[Your objective]
From the listing, collect all lines containing the word "HTML".

[Data extract]
========================================

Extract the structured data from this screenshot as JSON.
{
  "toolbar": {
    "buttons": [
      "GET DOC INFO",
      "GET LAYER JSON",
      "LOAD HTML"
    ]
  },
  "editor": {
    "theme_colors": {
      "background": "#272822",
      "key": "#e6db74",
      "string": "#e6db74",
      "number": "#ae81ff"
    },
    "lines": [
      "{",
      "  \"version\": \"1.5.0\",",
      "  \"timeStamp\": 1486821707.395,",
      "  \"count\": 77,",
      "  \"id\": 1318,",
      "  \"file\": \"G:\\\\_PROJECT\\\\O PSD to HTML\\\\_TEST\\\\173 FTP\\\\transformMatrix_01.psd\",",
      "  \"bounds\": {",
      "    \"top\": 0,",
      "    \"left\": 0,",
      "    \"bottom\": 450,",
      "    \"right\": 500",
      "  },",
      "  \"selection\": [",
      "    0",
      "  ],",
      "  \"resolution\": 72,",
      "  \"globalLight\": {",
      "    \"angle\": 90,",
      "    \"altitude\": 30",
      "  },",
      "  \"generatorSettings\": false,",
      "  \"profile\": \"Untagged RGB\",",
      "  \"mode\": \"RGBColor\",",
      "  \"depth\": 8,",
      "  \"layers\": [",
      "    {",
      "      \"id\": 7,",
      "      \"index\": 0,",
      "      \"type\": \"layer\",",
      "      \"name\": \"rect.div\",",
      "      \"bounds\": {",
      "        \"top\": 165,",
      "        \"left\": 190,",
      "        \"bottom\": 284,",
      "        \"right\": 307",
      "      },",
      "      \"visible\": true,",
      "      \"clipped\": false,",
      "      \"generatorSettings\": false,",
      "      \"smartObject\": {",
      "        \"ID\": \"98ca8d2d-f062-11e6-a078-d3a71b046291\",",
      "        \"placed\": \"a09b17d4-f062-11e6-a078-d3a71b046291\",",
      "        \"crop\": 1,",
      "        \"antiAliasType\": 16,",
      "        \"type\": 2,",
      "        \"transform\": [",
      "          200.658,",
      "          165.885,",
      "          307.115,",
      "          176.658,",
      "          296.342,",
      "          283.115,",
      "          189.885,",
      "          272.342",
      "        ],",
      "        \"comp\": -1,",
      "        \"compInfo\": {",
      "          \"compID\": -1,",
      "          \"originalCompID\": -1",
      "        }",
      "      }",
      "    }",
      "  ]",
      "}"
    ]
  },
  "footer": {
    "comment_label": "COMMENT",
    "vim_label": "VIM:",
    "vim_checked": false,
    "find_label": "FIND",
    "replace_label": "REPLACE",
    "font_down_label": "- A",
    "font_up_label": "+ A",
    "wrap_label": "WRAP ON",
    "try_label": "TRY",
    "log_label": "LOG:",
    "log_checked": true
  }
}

========================================

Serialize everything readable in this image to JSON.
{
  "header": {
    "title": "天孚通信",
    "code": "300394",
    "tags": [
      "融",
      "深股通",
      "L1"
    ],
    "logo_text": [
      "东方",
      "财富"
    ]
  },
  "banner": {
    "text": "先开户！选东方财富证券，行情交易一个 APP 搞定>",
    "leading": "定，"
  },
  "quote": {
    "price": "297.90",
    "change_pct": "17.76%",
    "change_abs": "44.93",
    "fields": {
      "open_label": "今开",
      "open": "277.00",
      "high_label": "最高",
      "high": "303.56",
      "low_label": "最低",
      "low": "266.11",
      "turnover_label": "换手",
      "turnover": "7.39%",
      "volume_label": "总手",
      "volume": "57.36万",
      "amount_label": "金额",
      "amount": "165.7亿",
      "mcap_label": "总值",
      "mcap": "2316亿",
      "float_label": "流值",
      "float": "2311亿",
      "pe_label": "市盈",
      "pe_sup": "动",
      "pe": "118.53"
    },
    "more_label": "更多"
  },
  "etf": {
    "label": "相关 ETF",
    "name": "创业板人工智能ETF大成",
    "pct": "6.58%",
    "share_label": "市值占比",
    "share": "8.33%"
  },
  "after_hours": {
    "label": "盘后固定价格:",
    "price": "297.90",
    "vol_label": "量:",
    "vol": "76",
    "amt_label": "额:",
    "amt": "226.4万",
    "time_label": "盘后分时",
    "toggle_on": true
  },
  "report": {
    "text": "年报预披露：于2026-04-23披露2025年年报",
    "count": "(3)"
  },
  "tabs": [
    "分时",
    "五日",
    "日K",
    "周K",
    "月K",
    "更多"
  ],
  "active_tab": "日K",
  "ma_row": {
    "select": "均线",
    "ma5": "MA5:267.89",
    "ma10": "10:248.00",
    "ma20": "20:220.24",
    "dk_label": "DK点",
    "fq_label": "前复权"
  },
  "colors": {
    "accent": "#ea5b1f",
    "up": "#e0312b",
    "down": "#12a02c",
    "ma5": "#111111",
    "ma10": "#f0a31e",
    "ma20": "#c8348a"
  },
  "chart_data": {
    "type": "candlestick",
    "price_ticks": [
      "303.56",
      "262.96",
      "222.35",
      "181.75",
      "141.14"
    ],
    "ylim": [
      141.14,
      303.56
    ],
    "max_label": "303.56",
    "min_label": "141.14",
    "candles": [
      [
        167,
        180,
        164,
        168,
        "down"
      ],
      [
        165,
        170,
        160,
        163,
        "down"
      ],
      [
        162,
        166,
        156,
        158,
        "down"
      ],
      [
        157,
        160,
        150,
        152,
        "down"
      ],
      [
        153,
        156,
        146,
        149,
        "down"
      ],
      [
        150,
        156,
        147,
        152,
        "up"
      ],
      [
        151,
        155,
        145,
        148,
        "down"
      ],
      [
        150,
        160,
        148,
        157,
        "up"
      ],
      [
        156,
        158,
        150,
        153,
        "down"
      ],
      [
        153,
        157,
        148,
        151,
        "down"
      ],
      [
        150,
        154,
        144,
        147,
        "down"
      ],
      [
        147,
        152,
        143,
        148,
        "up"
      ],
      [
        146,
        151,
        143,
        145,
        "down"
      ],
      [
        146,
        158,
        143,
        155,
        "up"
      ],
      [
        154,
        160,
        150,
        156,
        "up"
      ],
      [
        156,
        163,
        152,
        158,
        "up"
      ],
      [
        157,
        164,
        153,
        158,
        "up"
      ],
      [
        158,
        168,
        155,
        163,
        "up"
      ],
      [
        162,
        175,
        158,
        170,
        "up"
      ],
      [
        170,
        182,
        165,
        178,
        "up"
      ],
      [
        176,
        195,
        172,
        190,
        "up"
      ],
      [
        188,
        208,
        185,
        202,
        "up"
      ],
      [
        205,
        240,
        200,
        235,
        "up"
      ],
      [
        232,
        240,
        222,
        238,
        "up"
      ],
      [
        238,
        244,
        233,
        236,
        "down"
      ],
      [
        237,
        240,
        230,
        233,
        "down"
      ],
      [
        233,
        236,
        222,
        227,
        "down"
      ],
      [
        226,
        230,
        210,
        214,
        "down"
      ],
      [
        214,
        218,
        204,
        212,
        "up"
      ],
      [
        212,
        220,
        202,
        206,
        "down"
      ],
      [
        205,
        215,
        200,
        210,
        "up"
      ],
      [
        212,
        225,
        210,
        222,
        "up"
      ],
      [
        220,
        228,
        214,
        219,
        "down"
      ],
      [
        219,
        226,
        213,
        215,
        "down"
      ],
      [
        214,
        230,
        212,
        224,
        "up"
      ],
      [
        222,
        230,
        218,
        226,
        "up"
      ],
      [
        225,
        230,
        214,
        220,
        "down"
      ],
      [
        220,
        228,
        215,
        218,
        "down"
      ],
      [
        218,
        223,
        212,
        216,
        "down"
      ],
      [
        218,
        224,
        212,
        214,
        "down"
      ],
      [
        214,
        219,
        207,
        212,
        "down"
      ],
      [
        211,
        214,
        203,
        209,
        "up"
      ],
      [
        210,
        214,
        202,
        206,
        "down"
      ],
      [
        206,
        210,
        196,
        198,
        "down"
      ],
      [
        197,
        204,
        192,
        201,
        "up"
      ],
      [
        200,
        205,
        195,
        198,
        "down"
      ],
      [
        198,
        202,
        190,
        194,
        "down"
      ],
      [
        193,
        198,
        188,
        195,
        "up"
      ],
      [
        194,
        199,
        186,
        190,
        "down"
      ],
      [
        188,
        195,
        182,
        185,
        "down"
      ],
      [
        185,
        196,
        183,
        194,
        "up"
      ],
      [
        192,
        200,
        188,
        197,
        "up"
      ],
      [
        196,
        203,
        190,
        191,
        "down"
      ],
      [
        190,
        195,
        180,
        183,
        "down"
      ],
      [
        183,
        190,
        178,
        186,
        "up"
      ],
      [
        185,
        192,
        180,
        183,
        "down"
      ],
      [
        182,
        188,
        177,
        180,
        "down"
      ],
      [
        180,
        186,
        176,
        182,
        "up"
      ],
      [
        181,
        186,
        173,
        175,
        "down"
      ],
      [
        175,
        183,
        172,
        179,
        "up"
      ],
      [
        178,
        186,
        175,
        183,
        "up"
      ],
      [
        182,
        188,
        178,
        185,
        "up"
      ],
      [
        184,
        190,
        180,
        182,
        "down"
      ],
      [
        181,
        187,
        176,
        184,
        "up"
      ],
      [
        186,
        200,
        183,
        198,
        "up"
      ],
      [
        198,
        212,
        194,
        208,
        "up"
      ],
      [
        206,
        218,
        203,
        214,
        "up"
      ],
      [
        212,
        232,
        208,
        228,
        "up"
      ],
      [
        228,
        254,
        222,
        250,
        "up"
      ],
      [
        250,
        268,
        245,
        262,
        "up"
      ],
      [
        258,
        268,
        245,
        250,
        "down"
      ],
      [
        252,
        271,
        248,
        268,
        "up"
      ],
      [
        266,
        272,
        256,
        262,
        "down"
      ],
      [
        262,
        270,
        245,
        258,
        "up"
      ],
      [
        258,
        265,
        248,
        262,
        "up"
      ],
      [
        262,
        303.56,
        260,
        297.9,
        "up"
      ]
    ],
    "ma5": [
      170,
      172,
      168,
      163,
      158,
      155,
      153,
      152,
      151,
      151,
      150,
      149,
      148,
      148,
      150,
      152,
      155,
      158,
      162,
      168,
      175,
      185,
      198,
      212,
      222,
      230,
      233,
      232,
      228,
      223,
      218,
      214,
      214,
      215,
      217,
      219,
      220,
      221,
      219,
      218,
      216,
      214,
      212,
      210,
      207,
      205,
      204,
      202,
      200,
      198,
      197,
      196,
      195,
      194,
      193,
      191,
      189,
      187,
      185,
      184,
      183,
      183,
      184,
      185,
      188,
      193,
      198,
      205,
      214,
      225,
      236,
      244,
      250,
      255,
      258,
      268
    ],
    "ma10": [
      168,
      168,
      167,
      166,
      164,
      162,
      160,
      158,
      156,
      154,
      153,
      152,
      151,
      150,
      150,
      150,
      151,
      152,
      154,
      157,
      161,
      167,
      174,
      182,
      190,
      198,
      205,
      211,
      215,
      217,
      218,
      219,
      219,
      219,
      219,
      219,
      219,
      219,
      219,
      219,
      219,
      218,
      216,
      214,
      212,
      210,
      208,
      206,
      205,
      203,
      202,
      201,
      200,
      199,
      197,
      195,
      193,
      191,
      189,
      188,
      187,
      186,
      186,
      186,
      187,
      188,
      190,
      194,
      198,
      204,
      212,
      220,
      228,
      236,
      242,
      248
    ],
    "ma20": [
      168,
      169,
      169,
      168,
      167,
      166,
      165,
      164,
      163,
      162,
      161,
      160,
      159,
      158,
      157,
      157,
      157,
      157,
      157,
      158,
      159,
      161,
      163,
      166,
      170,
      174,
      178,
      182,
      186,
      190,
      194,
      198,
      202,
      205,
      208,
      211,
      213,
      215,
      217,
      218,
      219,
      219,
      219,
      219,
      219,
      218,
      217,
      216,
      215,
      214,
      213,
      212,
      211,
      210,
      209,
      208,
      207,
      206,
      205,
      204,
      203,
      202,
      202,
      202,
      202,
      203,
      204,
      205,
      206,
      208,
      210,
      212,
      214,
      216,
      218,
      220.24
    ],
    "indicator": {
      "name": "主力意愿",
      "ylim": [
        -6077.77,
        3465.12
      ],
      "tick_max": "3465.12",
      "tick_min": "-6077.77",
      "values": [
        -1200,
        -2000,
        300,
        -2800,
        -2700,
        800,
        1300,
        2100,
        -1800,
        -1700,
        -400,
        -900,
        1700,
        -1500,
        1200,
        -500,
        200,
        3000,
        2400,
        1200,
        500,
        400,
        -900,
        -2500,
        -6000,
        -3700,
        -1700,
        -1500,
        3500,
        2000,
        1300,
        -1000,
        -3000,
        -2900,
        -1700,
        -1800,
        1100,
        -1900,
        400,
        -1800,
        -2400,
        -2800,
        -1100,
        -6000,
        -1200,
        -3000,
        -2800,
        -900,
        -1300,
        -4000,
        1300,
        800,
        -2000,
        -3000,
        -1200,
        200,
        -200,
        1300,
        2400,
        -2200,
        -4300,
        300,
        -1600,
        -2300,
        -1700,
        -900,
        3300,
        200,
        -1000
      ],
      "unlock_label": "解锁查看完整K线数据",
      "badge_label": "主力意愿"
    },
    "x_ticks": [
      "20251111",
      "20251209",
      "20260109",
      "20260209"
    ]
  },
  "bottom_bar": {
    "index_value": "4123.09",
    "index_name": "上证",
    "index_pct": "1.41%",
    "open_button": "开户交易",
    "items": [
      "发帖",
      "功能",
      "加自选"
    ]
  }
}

========================================

[Complete response]
      "LOAD HTML"
      "  \"file\": \"G:\\\\_PROJECT\\\\O PSD to HTML\\\\_TEST\\\\173 FTP\\\\transformMatrix_01.psd\",",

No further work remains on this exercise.